#### DATASET ENTRIES

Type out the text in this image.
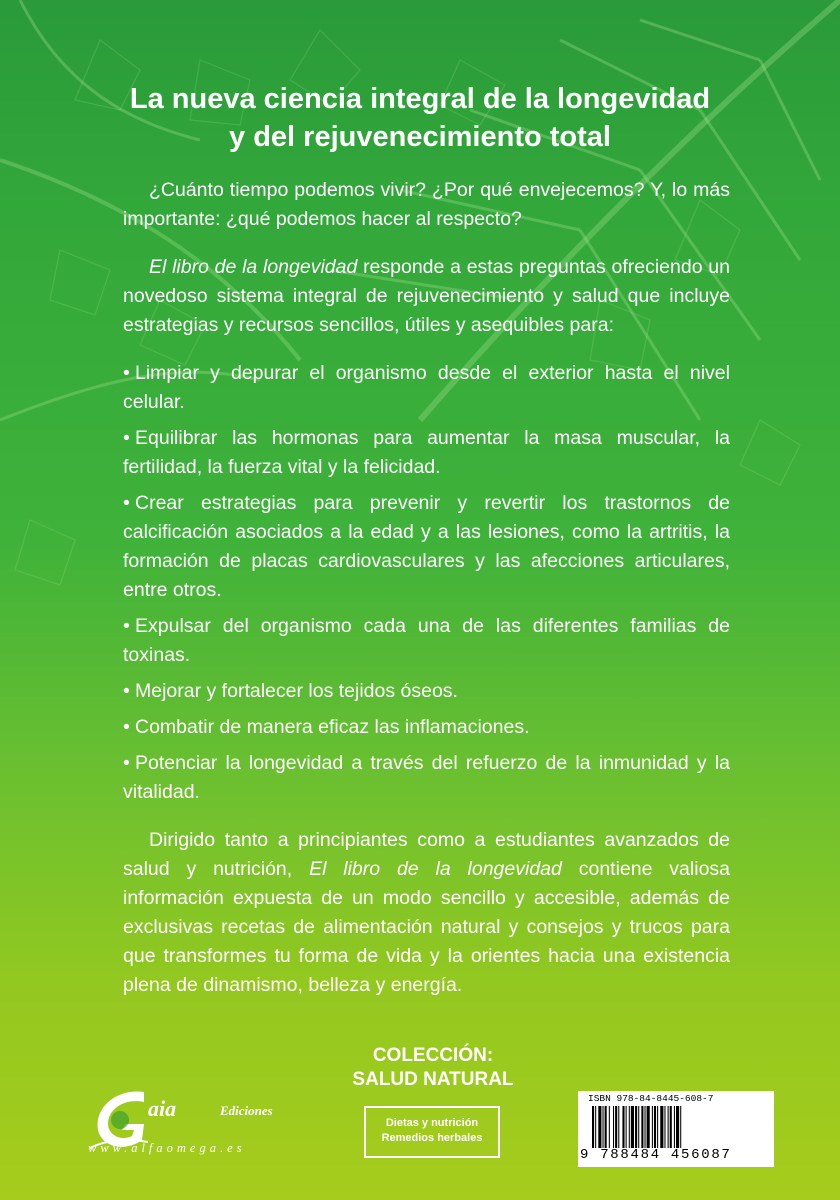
La nueva ciencia integral de la longevidad
y del rejuvenecimiento total

¿Cuánto tiempo podemos vivir? ¿Por qué envejecemos? Y, lo más importante: ¿qué podemos hacer al respecto?

El libro de la longevidad responde a estas preguntas ofreciendo un novedoso sistema integral de rejuvenecimiento y salud que incluye estrategias y recursos sencillos, útiles y asequibles para:

• Limpiar y depurar el organismo desde el exterior hasta el nivel celular.
• Equilibrar las hormonas para aumentar la masa muscular, la fertilidad, la fuerza vital y la felicidad.
• Crear estrategias para prevenir y revertir los trastornos de calcificación asociados a la edad y a las lesiones, como la artritis, la formación de placas cardiovasculares y las afecciones articulares, entre otros.
• Expulsar del organismo cada una de las diferentes familias de toxinas.
• Mejorar y fortalecer los tejidos óseos.
• Combatir de manera eficaz las inflamaciones.
• Potenciar la longevidad a través del refuerzo de la inmunidad y la vitalidad.

Dirigido tanto a principiantes como a estudiantes avanzados de salud y nutrición, El libro de la longevidad contiene valiosa información expuesta de un modo sencillo y accesible, además de exclusivas recetas de alimentación natural y consejos y trucos para que transformes tu forma de vida y la orientes hacia una existencia plena de dinamismo, belleza y energía.

aia	Ediciones
www.alfaomega.es
COLECCIÓN:
SALUD NATURAL
Dietas y nutrición
Remedios herbales
ISBN 978-84-8445-608-7
9 788484 456087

########

[WHAT IS EXPECTED] Give the listing again word for word. Skip any pictures.

[RESULT]
Type out the text in this image.
La nueva ciencia integral de la longevidad
y del rejuvenecimiento total

¿Cuánto tiempo podemos vivir? ¿Por qué envejecemos? Y, lo más importante: ¿qué podemos hacer al respecto?

El libro de la longevidad responde a estas preguntas ofreciendo un novedoso sistema integral de rejuvenecimiento y salud que incluye estrategias y recursos sencillos, útiles y asequibles para:

• Limpiar y depurar el organismo desde el exterior hasta el nivel celular.
• Equilibrar las hormonas para aumentar la masa muscular, la fertilidad, la fuerza vital y la felicidad.
• Crear estrategias para prevenir y revertir los trastornos de calcificación asociados a la edad y a las lesiones, como la artritis, la formación de placas cardiovasculares y las afecciones articulares, entre otros.
• Expulsar del organismo cada una de las diferentes familias de toxinas.
• Mejorar y fortalecer los tejidos óseos.
• Combatir de manera eficaz las inflamaciones.
• Potenciar la longevidad a través del refuerzo de la inmunidad y la vitalidad.

Dirigido tanto a principiantes como a estudiantes avanzados de salud y nutrición, El libro de la longevidad contiene valiosa información expuesta de un modo sencillo y accesible, además de exclusivas recetas de alimentación natural y consejos y trucos para que transformes tu forma de vida y la orientes hacia una existencia plena de dinamismo, belleza y energía.

aia	Ediciones
www.alfaomega.es
COLECCIÓN:
SALUD NATURAL
Dietas y nutrición
Remedios herbales
ISBN 978-84-8445-608-7
9 788484 456087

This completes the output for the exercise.